Write out all the lines again, precisely as they stand, but without the images.

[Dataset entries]
--------------------------------

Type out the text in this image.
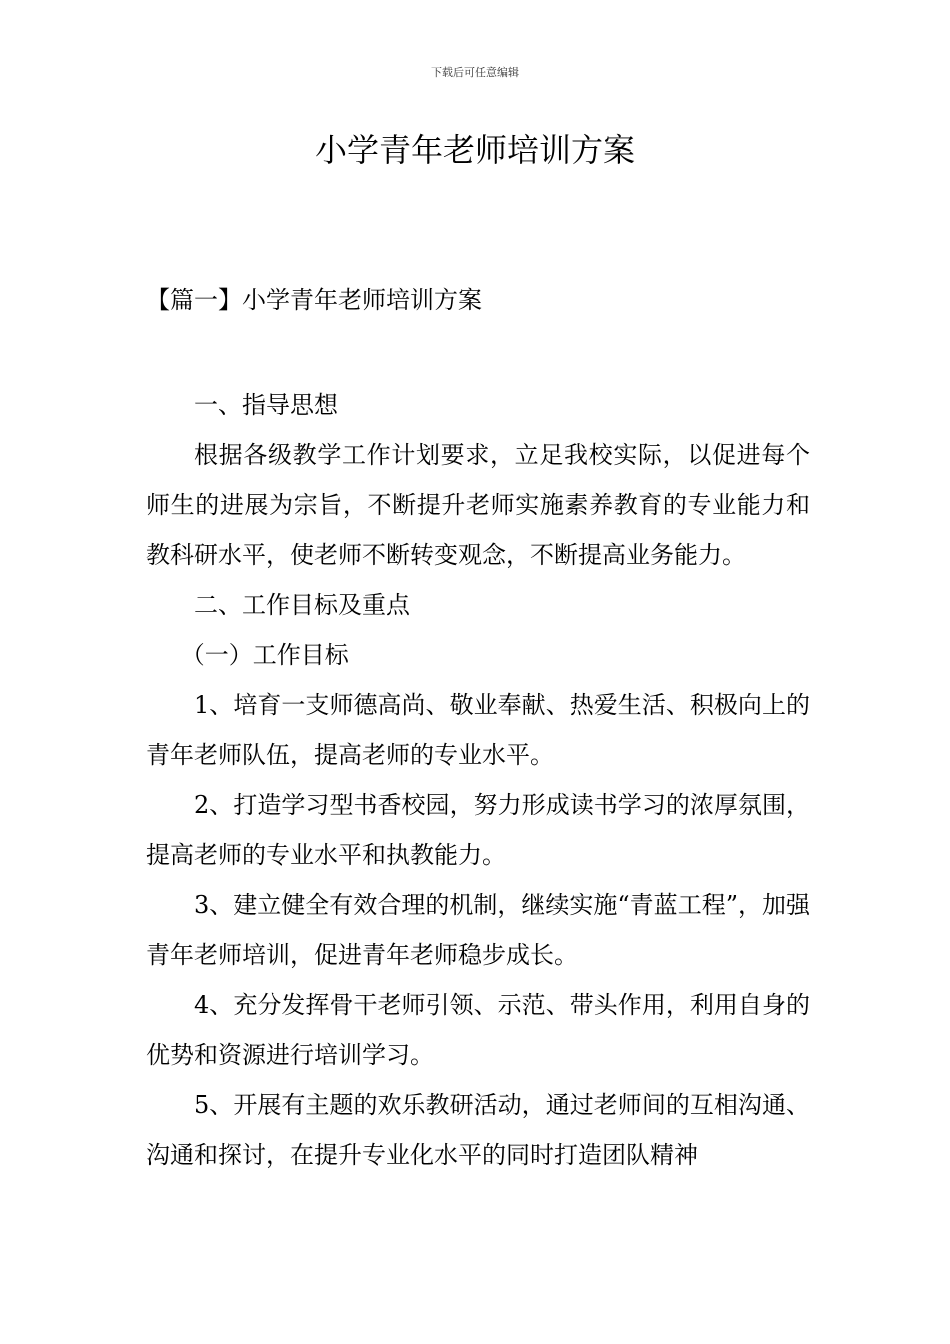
下载后可任意编辑
小学青年老师培训方案
【篇一】小学青年老师培训方案

一、指导思想

根据各级教学工作计划要求，立足我校实际，以促进每个师生的进展为宗旨，不断提升老师实施素养教育的专业能力和教科研水平，使老师不断转变观念，不断提高业务能力。

二、工作目标及重点

（一）工作目标

1、培育一支师德高尚、敬业奉献、热爱生活、积极向上的青年老师队伍，提高老师的专业水平。

2、打造学习型书香校园，努力形成读书学习的浓厚氛围，提高老师的专业水平和执教能力。

3、建立健全有效合理的机制，继续实施“青蓝工程”，加强青年老师培训，促进青年老师稳步成长。

4、充分发挥骨干老师引领、示范、带头作用，利用自身的优势和资源进行培训学习。

5、开展有主题的欢乐教研活动，通过老师间的互相沟通、沟通和探讨，在提升专业化水平的同时打造团队精神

--------------------------------

▶ _Output for this exercise_
Type out the text in this image.
下载后可任意编辑
小学青年老师培训方案
【篇一】小学青年老师培训方案

一、指导思想

根据各级教学工作计划要求，立足我校实际，以促进每个师生的进展为宗旨，不断提升老师实施素养教育的专业能力和教科研水平，使老师不断转变观念，不断提高业务能力。

二、工作目标及重点

（一）工作目标

1、培育一支师德高尚、敬业奉献、热爱生活、积极向上的青年老师队伍，提高老师的专业水平。

2、打造学习型书香校园，努力形成读书学习的浓厚氛围，提高老师的专业水平和执教能力。

3、建立健全有效合理的机制，继续实施“青蓝工程”，加强青年老师培训，促进青年老师稳步成长。

4、充分发挥骨干老师引领、示范、带头作用，利用自身的优势和资源进行培训学习。

5、开展有主题的欢乐教研活动，通过老师间的互相沟通、沟通和探讨，在提升专业化水平的同时打造团队精神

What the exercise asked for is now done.